• [PROBLEM DETAILS] Extract all lines in the data that contain the word "source".

• [INFORMATION SHOWN]
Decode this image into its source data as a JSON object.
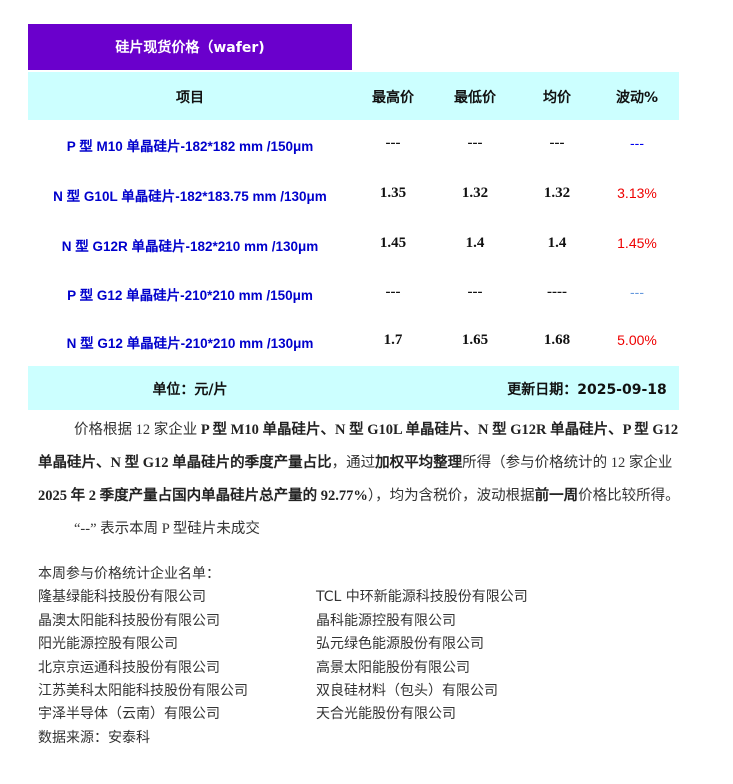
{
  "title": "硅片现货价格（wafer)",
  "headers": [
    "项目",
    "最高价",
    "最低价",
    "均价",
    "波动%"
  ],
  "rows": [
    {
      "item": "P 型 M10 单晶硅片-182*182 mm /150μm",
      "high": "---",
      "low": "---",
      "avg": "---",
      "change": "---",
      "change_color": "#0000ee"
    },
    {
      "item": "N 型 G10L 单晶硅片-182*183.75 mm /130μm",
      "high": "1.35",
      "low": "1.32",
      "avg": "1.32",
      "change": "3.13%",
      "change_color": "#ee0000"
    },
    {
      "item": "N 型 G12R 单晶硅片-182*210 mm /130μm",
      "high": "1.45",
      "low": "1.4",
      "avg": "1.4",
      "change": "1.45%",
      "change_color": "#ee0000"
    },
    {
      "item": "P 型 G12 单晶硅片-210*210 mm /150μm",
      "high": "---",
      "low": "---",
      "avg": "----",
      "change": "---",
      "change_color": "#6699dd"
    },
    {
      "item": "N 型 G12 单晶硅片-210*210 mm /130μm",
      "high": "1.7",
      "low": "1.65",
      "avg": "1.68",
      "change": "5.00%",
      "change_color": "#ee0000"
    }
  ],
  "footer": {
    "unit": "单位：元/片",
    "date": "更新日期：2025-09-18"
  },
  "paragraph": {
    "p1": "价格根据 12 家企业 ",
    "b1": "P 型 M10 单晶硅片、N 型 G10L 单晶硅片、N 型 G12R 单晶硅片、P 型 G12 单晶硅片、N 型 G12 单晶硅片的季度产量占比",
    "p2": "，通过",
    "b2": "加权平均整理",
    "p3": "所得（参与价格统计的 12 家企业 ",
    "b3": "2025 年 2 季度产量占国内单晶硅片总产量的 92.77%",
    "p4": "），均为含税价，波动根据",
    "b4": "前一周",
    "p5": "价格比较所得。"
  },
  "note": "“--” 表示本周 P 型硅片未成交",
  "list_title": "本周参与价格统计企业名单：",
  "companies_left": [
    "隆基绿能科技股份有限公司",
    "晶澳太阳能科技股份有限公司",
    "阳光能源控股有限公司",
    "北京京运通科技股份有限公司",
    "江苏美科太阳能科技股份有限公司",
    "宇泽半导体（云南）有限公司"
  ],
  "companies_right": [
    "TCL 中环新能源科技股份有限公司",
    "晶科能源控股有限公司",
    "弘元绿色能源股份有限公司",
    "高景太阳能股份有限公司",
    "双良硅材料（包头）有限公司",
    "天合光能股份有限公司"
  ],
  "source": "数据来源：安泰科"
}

• [COMPLETE OUTPUT]
Decode this image into its source data as a JSON object.
  "source": "数据来源：安泰科"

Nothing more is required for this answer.